● Short task: Restate all of the entries exactly, dropping any pictures they hold.

******

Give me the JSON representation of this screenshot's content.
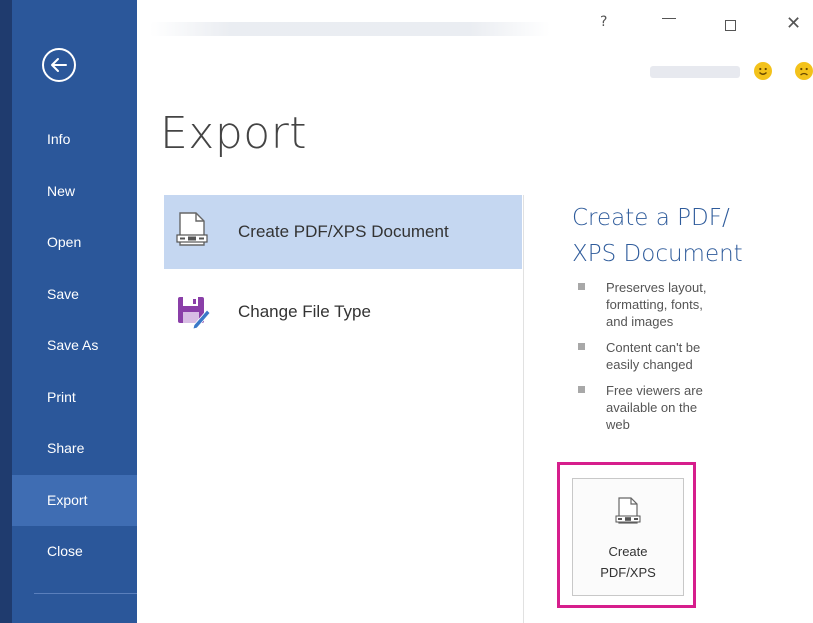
{
  "window": {
    "help": "?",
    "minimize": "—",
    "close": "✕"
  },
  "sidebar": {
    "items": [
      {
        "label": "Info"
      },
      {
        "label": "New"
      },
      {
        "label": "Open"
      },
      {
        "label": "Save"
      },
      {
        "label": "Save As"
      },
      {
        "label": "Print"
      },
      {
        "label": "Share"
      },
      {
        "label": "Export",
        "active": true
      },
      {
        "label": "Close"
      }
    ]
  },
  "page": {
    "title": "Export"
  },
  "options": [
    {
      "label": "Create PDF/XPS Document",
      "icon": "pdf-xps-document-icon",
      "selected": true
    },
    {
      "label": "Change File Type",
      "icon": "change-file-type-icon",
      "selected": false
    }
  ],
  "detail": {
    "heading_line1": "Create a PDF/",
    "heading_line2": "XPS Document",
    "bullets": [
      {
        "line1": "Preserves layout,",
        "line2": "formatting, fonts,",
        "line3": "and images"
      },
      {
        "line1": "Content can't be",
        "line2": "easily changed",
        "line3": ""
      },
      {
        "line1": "Free viewers are",
        "line2": "available on the",
        "line3": "web"
      }
    ],
    "button_line1": "Create",
    "button_line2": "PDF/XPS"
  },
  "colors": {
    "sidebar": "#2b579a",
    "sidebar_active": "#3f6db3",
    "selected_option": "#c5d7f1",
    "heading": "#2e5b9b",
    "highlight": "#d61e8c"
  }
}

******

● Expected answer:
Give me the JSON representation of this screenshot's content.
{
  "window": {
    "help": "?",
    "minimize": "—",
    "close": "✕"
  },
  "sidebar": {
    "items": [
      {
        "label": "Info"
      },
      {
        "label": "New"
      },
      {
        "label": "Open"
      },
      {
        "label": "Save"
      },
      {
        "label": "Save As"
      },
      {
        "label": "Print"
      },
      {
        "label": "Share"
      },
      {
        "label": "Export",
        "active": true
      },
      {
        "label": "Close"
      }
    ]
  },
  "page": {
    "title": "Export"
  },
  "options": [
    {
      "label": "Create PDF/XPS Document",
      "icon": "pdf-xps-document-icon",
      "selected": true
    },
    {
      "label": "Change File Type",
      "icon": "change-file-type-icon",
      "selected": false
    }
  ],
  "detail": {
    "heading_line1": "Create a PDF/",
    "heading_line2": "XPS Document",
    "bullets": [
      {
        "line1": "Preserves layout,",
        "line2": "formatting, fonts,",
        "line3": "and images"
      },
      {
        "line1": "Content can't be",
        "line2": "easily changed",
        "line3": ""
      },
      {
        "line1": "Free viewers are",
        "line2": "available on the",
        "line3": "web"
      }
    ],
    "button_line1": "Create",
    "button_line2": "PDF/XPS"
  },
  "colors": {
    "sidebar": "#2b579a",
    "sidebar_active": "#3f6db3",
    "selected_option": "#c5d7f1",
    "heading": "#2e5b9b",
    "highlight": "#d61e8c"
  }
}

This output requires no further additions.